Written request -> Where the string "nebude" occurs in the material below, report the whole line.

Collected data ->
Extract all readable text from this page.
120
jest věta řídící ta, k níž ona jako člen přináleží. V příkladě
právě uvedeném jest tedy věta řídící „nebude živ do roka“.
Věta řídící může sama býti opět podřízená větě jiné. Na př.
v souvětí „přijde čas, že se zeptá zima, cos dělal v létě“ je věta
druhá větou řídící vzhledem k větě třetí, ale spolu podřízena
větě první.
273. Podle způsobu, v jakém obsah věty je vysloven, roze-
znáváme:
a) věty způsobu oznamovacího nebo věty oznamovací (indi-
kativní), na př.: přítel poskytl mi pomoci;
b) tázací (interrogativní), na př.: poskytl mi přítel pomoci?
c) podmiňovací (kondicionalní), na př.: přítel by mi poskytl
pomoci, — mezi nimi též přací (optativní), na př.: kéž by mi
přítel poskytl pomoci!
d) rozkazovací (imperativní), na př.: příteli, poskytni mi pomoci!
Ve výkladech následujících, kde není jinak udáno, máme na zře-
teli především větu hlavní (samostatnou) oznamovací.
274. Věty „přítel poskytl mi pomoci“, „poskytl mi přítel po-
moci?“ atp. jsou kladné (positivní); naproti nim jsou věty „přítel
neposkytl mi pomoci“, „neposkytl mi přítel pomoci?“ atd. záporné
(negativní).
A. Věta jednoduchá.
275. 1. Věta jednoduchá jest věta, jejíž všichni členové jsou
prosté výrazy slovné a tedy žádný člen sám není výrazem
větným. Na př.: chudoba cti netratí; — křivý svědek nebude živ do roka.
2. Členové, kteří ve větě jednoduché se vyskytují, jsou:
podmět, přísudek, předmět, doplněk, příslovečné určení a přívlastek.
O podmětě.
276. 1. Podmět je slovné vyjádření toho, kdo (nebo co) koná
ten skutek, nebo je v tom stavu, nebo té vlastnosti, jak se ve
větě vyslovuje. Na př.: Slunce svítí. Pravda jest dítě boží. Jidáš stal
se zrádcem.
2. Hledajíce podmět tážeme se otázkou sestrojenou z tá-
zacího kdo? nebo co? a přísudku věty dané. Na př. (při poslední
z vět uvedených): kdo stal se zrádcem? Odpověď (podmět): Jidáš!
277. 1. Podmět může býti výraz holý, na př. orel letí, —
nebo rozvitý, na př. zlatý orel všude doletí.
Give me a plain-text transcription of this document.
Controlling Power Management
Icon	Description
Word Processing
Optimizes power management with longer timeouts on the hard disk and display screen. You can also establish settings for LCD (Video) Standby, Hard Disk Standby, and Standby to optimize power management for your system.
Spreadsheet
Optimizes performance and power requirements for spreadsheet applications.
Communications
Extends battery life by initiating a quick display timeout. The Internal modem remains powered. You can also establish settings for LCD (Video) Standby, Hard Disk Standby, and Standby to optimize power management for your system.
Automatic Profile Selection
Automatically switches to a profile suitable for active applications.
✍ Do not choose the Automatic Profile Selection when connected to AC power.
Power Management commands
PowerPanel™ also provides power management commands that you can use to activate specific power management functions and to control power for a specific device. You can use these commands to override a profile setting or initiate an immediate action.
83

Worked answer ->
právě uvedeném jest tedy věta řídící „nebude živ do roka“.
větným. Na př.: chudoba cti netratí; — křivý svědek nebude živ do roka.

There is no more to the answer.